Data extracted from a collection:
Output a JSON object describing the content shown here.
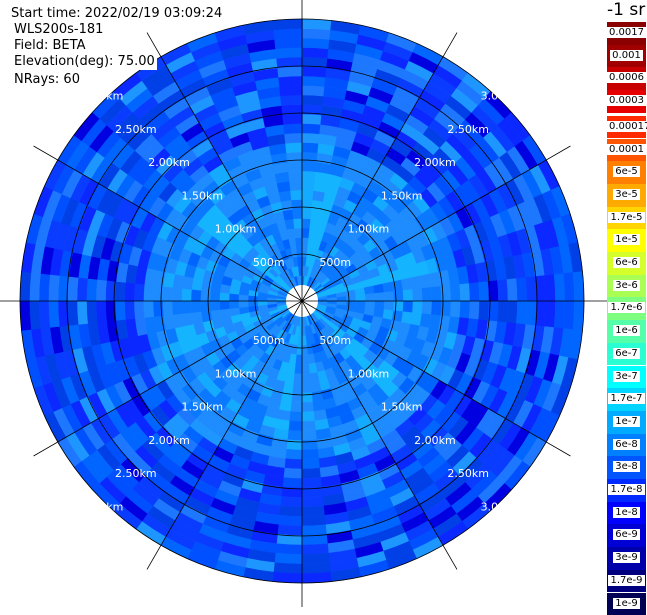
{
  "info": {
    "start_time": "Start time: 2022/02/19 03:09:24",
    "instrument": "WLS200s-181",
    "field": "Field: BETA",
    "elevation": "Elevation(deg): 75.00",
    "nrays": "NRays: 60"
  },
  "range_labels": [
    "500m",
    "1.00km",
    "1.50km",
    "2.00km",
    "2.50km",
    "3.00km"
  ],
  "legend": {
    "unit": "-1 sr",
    "top_entries": [
      {
        "label": "0.0017",
        "color": "#8b0000"
      },
      {
        "label": "0.001",
        "color": "#a00000"
      },
      {
        "label": "0.0006",
        "color": "#c80000"
      },
      {
        "label": "0.0003",
        "color": "#e60000"
      }
    ],
    "entries": [
      {
        "label": "0.00017",
        "color": "#ff2a00"
      },
      {
        "label": "0.0001",
        "color": "#ff5500"
      },
      {
        "label": "6e-5",
        "color": "#ff7f00"
      },
      {
        "label": "3e-5",
        "color": "#ffaa00"
      },
      {
        "label": "1.7e-5",
        "color": "#ffd400"
      },
      {
        "label": "1e-5",
        "color": "#ffff00"
      },
      {
        "label": "6e-6",
        "color": "#d4ff2a"
      },
      {
        "label": "3e-6",
        "color": "#aaff55"
      },
      {
        "label": "1.7e-6",
        "color": "#7fff7f"
      },
      {
        "label": "1e-6",
        "color": "#55ffaa"
      },
      {
        "label": "6e-7",
        "color": "#2affd4"
      },
      {
        "label": "3e-7",
        "color": "#00ffff"
      },
      {
        "label": "1.7e-7",
        "color": "#00d4ff"
      },
      {
        "label": "1e-7",
        "color": "#00aaff"
      },
      {
        "label": "6e-8",
        "color": "#007fff"
      },
      {
        "label": "3e-8",
        "color": "#0055ff"
      },
      {
        "label": "1.7e-8",
        "color": "#002aff"
      },
      {
        "label": "1e-8",
        "color": "#0000ff"
      },
      {
        "label": "6e-9",
        "color": "#0000d4"
      },
      {
        "label": "3e-9",
        "color": "#0000aa"
      },
      {
        "label": "1.7e-9",
        "color": "#00007f"
      },
      {
        "label": "1e-9",
        "color": "#000055"
      }
    ]
  }
}
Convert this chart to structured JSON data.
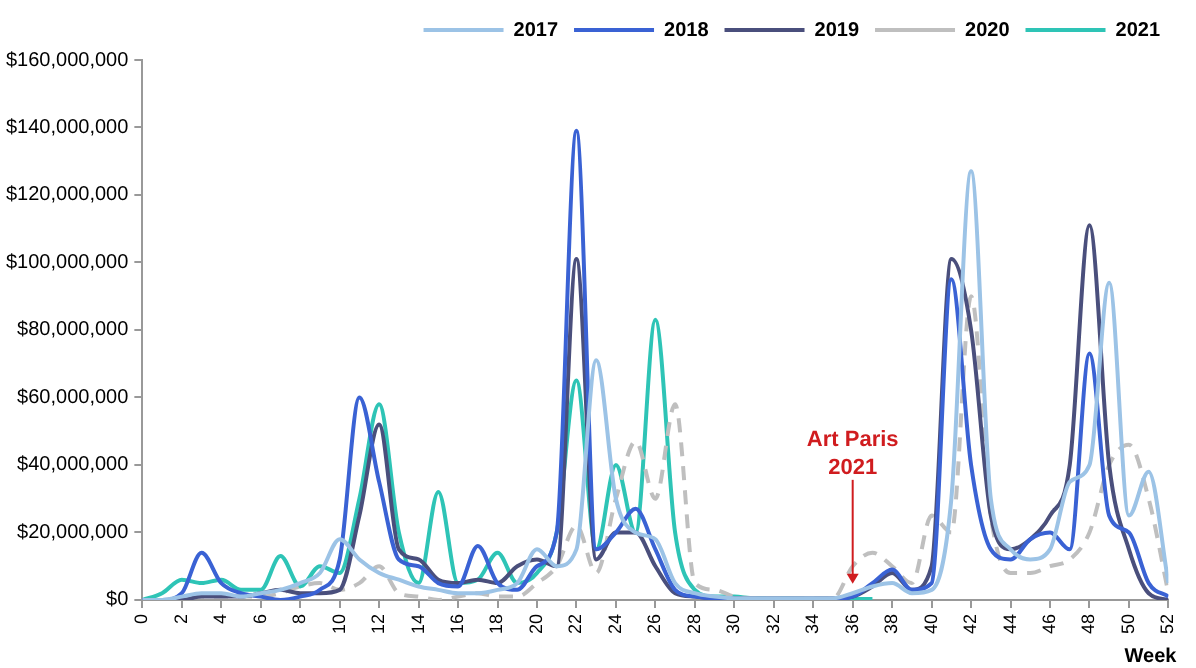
{
  "chart_data": {
    "type": "line",
    "xlabel": "Week",
    "x": [
      0,
      1,
      2,
      3,
      4,
      5,
      6,
      7,
      8,
      9,
      10,
      11,
      12,
      13,
      14,
      15,
      16,
      17,
      18,
      19,
      20,
      21,
      22,
      23,
      24,
      25,
      26,
      27,
      28,
      29,
      30,
      31,
      32,
      33,
      34,
      35,
      36,
      37,
      38,
      39,
      40,
      41,
      42,
      43,
      44,
      45,
      46,
      47,
      48,
      49,
      50,
      51,
      52
    ],
    "xlim": [
      0,
      52
    ],
    "xticks": [
      0,
      2,
      4,
      6,
      8,
      10,
      12,
      14,
      16,
      18,
      20,
      22,
      24,
      26,
      28,
      30,
      32,
      34,
      36,
      38,
      40,
      42,
      44,
      46,
      48,
      50,
      52
    ],
    "ylim": [
      0,
      160000000
    ],
    "yticks": [
      {
        "value": 0,
        "label": "$0"
      },
      {
        "value": 20000000,
        "label": "$20,000,000"
      },
      {
        "value": 40000000,
        "label": "$40,000,000"
      },
      {
        "value": 60000000,
        "label": "$60,000,000"
      },
      {
        "value": 80000000,
        "label": "$80,000,000"
      },
      {
        "value": 100000000,
        "label": "$100,000,000"
      },
      {
        "value": 120000000,
        "label": "$120,000,000"
      },
      {
        "value": 140000000,
        "label": "$140,000,000"
      },
      {
        "value": 160000000,
        "label": "$160,000,000"
      }
    ],
    "grid": false,
    "legend": "top",
    "marker": "none",
    "annotations": [
      {
        "text": "Art Paris 2021",
        "x": 36,
        "y": 3000000
      }
    ],
    "series": [
      {
        "name": "2017",
        "color": "#9cc3e6",
        "line_style": "solid",
        "values": [
          0,
          0,
          1000000,
          2000000,
          2000000,
          1000000,
          2000000,
          3000000,
          5000000,
          8000000,
          18000000,
          12000000,
          8000000,
          6000000,
          4000000,
          3000000,
          2000000,
          2000000,
          3000000,
          5000000,
          15000000,
          10000000,
          15000000,
          71000000,
          30000000,
          20000000,
          18000000,
          5000000,
          2000000,
          1000000,
          500000,
          500000,
          500000,
          500000,
          500000,
          500000,
          2000000,
          4000000,
          5000000,
          2000000,
          3000000,
          30000000,
          127000000,
          30000000,
          15000000,
          12000000,
          15000000,
          35000000,
          40000000,
          94000000,
          25000000,
          38000000,
          5000000
        ]
      },
      {
        "name": "2018",
        "color": "#3a62d4",
        "line_style": "solid",
        "values": [
          0,
          0,
          2000000,
          14000000,
          5000000,
          2000000,
          1000000,
          0,
          1000000,
          3000000,
          12000000,
          60000000,
          35000000,
          12000000,
          10000000,
          5000000,
          4000000,
          16000000,
          5000000,
          3000000,
          10000000,
          20000000,
          139000000,
          15000000,
          20000000,
          27000000,
          15000000,
          3000000,
          1000000,
          500000,
          300000,
          300000,
          300000,
          300000,
          300000,
          300000,
          1000000,
          5000000,
          9000000,
          3000000,
          5000000,
          95000000,
          40000000,
          15000000,
          12000000,
          18000000,
          20000000,
          15000000,
          73000000,
          25000000,
          20000000,
          5000000,
          1000000
        ]
      },
      {
        "name": "2019",
        "color": "#4a4f7c",
        "line_style": "solid",
        "values": [
          0,
          0,
          0,
          1000000,
          1000000,
          1000000,
          2000000,
          3000000,
          2000000,
          2000000,
          3000000,
          25000000,
          52000000,
          15000000,
          12000000,
          6000000,
          5000000,
          6000000,
          5000000,
          10000000,
          12000000,
          10000000,
          101000000,
          12000000,
          20000000,
          20000000,
          10000000,
          2000000,
          1000000,
          500000,
          500000,
          500000,
          500000,
          500000,
          500000,
          500000,
          1000000,
          4000000,
          8000000,
          3000000,
          10000000,
          101000000,
          80000000,
          25000000,
          15000000,
          18000000,
          25000000,
          40000000,
          111000000,
          40000000,
          15000000,
          2000000,
          0
        ]
      },
      {
        "name": "2020",
        "color": "#bfbfbf",
        "line_style": "dashed",
        "values": [
          0,
          0,
          0,
          1000000,
          1000000,
          1000000,
          1000000,
          2000000,
          4000000,
          5000000,
          3000000,
          5000000,
          10000000,
          2000000,
          1000000,
          0,
          1000000,
          2000000,
          1000000,
          1000000,
          5000000,
          10000000,
          22000000,
          8000000,
          30000000,
          47000000,
          30000000,
          58000000,
          5000000,
          3000000,
          1000000,
          500000,
          500000,
          500000,
          500000,
          500000,
          10000000,
          14000000,
          10000000,
          5000000,
          25000000,
          20000000,
          90000000,
          25000000,
          8000000,
          8000000,
          10000000,
          12000000,
          20000000,
          40000000,
          46000000,
          30000000,
          2000000
        ]
      },
      {
        "name": "2021",
        "color": "#2ec4b6",
        "line_style": "solid",
        "values": [
          0,
          2000000,
          6000000,
          5000000,
          6000000,
          3000000,
          3000000,
          13000000,
          4000000,
          10000000,
          8000000,
          30000000,
          58000000,
          20000000,
          5000000,
          32000000,
          5000000,
          6000000,
          14000000,
          5000000,
          8000000,
          20000000,
          65000000,
          15000000,
          40000000,
          20000000,
          83000000,
          20000000,
          3000000,
          1000000,
          1000000,
          500000,
          500000,
          500000,
          300000,
          300000,
          300000,
          300000,
          null,
          null,
          null,
          null,
          null,
          null,
          null,
          null,
          null,
          null,
          null,
          null,
          null,
          null,
          null
        ]
      }
    ]
  }
}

◆ PROMPT: Show every line in the entries where the string "name" occurs.

◆ WRITTEN ANSWER:
        "name": "2017",
        "name": "2018",
        "name": "2019",
        "name": "2020",
        "name": "2021",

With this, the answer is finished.